* _THE PROBLEM_
Continue the court opinion on Charter One Bank's foreclosure and Mary Spillane's homestead claim, picking up right after the quoted provision of 27 V.S.A. § 141(b).

* _DOCUMENT SEGMENT_

START

CHARTER ONE BANK v. ESTATE OF Phillip H. SPILLANE, Department of Taxes and Mary K. Spillane

No. 01-228.

Decided: August 14, 2002



This is an interlocutory appeal from an order granting summary judgment to plaintiff Charter One Bank against intervenor Mary K. Spillane.   Mary Spillane is the widow and second wife of Phillip Spillane.   She intervened in this foreclosure action to assert her homestead rights in the real estate being foreclosed by Charter One Bank. The foreclosure was brought because of a default in payments on a home equity line of credit taken out by Phillip Spillane and his first wife, Janice, now deceased.   Mary's claim is that her homestead interest should take priority over Charter One's interest because the advances under the home equity line of credit, whether taken during Phillip's first or second marriage, were not perfected because the spouses failed to consent to the advances.   We affirm.

The stipulated facts show that Phillip and Janice borrowed $38,500 from the Marble Bank (Charter One has succeeded to its interest) in 1987 secured by a nonpurchase money mortgage on their home and also securing any future advances made under the line of credit.   Janice died in 1988, and in 1990 Phillip married Mary. Although the entire history of the loan advances is not clear, advances were made, and the last advance was made on October 3, 1994. Phillip and Mary were divorced in February 1995, and the property was awarded to Phillip.   Phillip and Mary then remarried in April 1998, and Phillip died on March 5, 1999.   Mary occupied the real estate during her first and second marriages to Phillip.   Mary has not signed any written consents to advances under the loan agreement. The interest asserted here by Mary is to protect her homestead rights.   She has no title interest in the property.   The principal amount in default is $26,040.49 exclusive of attorney's fees.

The trial court held that Charter One was entitled to summary judgment because Mary's inchoate homestead rights were extinguished at the time of her divorce from Phillip in 1995, after the last advance had been made on the loan.   The trial court reasoned that, if there were defects in advances, those defects were cured by the divorce, and Mary's subsequent remarriage to Phillip entitled her only to the interest Phillip had when he died.   That interest, the trial court held, was properly subject to the interest of the bank, which was fully secured by the mortgage prior to the date of the second marriage in 1998.

On appeal, Mary assigns numerous claims of error, but the centerpiece of her argument is that none of the advances made to Phillip during his first or his second marriage was perfected because of lack of consent by the spouses;  therefore, she argues, the liens are void pursuant to 27 V.S.A. § 141(b).  Section 141(b) is a part of the homestead statutes and provides as follows:

When a mortgagee takes an accruing mortgage, the only debt which shall be secured thereby or become a lien upon the property described therein shall be the debt described in the mortgage and existing at the time of its execution, and any subsequent direct indebtedness of the mortgagor to such mortgagee;  provided, that when the mortgage includes a homestead, the written consent of the wife or husband of the mortgagor to the creation of such subsequent direct indebtedness shall be required.

END

* _GIVEN DATA_
START

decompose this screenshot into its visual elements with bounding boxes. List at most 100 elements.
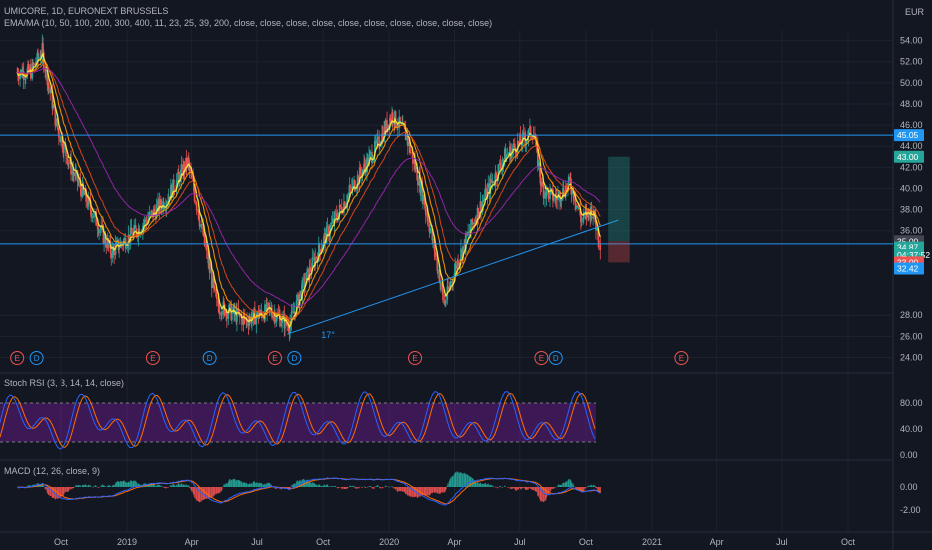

END

* _TASK RESULT_
Another statute, 8 V.S.A. § 1207, repealed effective January 2001, but in effect at the time of the events herein, also required that if the property included a homestead of a spouse, the mortgage and any future advances must have the written consent of the spouse.

 We agree with the trial court that the liens created by the advances are not void, regardless of a lack of consent by Janice or Mary, because the liens created without their consent are voidable, and not void ab initio.   As such, the liens could be affected by subsequent events that extinguished the inchoate homestead rights of Janice, by death before Phillip, and of Mary, by divorce.   See Estate of Girard v. Laird, 159 Vt. 508, 517, 621 A.2d 1265, 1270 (1993) (homestead interest voluntarily relinquished in divorce cannot be enforced thereafter and overruling contrary rule of Martin v. Harrington, 73 Vt. 193, 50 A. 1074 (1901));  Condosta v. Condosta, 142 Vt. 117, 122, 453 A.2d 1128, 1130 (1982) (final divorce order terminates a homestead right and cures any defects in conveyance to bona fide purchaser);  Cole v. Cole, 117 Vt. 354, 366, 91 A.2d 819, 826 (1952) (bona fide purchasers for value without notice were protected over wife in divorce proceeding).

 It is important to our resolution of this case to understand the nature of the right asserted by Mary. As we stated in Cole, the homestead right is:

treated as an exemption of so much of [the husband's] estate as is included within it․ It does not become a fixed and definite estate in the land until it is ascertained․ Before it is ascertained ․, it is nothing more than a contingent or inchoate right-a conditional lien or encumbrance-upon the estate of the husband in favor of his wife․

The homestead interest vests no title during the lifetime of the husband but is only a contingent and inchoate right which, if not released or otherwise barred, may be enforced if the wife survives him.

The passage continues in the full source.